⟨

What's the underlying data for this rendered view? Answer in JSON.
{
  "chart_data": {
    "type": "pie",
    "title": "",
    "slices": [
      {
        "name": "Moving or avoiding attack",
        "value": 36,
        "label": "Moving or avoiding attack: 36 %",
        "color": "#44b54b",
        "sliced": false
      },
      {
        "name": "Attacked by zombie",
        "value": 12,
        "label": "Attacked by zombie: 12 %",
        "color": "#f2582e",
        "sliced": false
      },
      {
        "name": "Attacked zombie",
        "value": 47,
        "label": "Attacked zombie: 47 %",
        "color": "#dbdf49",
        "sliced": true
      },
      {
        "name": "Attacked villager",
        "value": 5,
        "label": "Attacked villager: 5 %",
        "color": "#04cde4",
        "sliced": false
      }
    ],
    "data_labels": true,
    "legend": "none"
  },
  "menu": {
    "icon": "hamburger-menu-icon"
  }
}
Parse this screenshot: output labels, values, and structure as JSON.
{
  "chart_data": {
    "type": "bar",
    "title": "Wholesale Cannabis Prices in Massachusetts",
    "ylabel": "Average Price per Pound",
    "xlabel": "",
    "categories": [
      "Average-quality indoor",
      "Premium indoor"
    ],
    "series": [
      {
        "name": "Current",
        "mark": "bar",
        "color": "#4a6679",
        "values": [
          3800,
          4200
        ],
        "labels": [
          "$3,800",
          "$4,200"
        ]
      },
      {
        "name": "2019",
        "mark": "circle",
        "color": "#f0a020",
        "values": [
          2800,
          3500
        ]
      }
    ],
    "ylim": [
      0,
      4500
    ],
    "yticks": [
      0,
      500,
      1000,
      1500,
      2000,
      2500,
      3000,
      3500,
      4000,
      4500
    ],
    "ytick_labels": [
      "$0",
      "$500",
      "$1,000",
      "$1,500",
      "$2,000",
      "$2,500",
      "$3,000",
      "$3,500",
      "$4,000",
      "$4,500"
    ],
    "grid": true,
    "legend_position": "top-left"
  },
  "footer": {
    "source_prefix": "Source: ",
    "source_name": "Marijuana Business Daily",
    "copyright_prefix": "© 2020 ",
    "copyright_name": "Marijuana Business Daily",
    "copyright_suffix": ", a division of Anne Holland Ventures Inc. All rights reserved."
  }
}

⟩

Set out the complete listing exactly as shown.

What's the underlying data for this rendered view? Answer in JSON.
{
  "chart_data": {
    "type": "pie",
    "title": "",
    "slices": [
      {
        "name": "Moving or avoiding attack",
        "value": 36,
        "label": "Moving or avoiding attack: 36 %",
        "color": "#44b54b",
        "sliced": false
      },
      {
        "name": "Attacked by zombie",
        "value": 12,
        "label": "Attacked by zombie: 12 %",
        "color": "#f2582e",
        "sliced": false
      },
      {
        "name": "Attacked zombie",
        "value": 47,
        "label": "Attacked zombie: 47 %",
        "color": "#dbdf49",
        "sliced": true
      },
      {
        "name": "Attacked villager",
        "value": 5,
        "label": "Attacked villager: 5 %",
        "color": "#04cde4",
        "sliced": false
      }
    ],
    "data_labels": true,
    "legend": "none"
  },
  "menu": {
    "icon": "hamburger-menu-icon"
  }
}
Parse this screenshot: output labels, values, and structure as JSON.
{
  "chart_data": {
    "type": "bar",
    "title": "Wholesale Cannabis Prices in Massachusetts",
    "ylabel": "Average Price per Pound",
    "xlabel": "",
    "categories": [
      "Average-quality indoor",
      "Premium indoor"
    ],
    "series": [
      {
        "name": "Current",
        "mark": "bar",
        "color": "#4a6679",
        "values": [
          3800,
          4200
        ],
        "labels": [
          "$3,800",
          "$4,200"
        ]
      },
      {
        "name": "2019",
        "mark": "circle",
        "color": "#f0a020",
        "values": [
          2800,
          3500
        ]
      }
    ],
    "ylim": [
      0,
      4500
    ],
    "yticks": [
      0,
      500,
      1000,
      1500,
      2000,
      2500,
      3000,
      3500,
      4000,
      4500
    ],
    "ytick_labels": [
      "$0",
      "$500",
      "$1,000",
      "$1,500",
      "$2,000",
      "$2,500",
      "$3,000",
      "$3,500",
      "$4,000",
      "$4,500"
    ],
    "grid": true,
    "legend_position": "top-left"
  },
  "footer": {
    "source_prefix": "Source: ",
    "source_name": "Marijuana Business Daily",
    "copyright_prefix": "© 2020 ",
    "copyright_name": "Marijuana Business Daily",
    "copyright_suffix": ", a division of Anne Holland Ventures Inc. All rights reserved."
  }
}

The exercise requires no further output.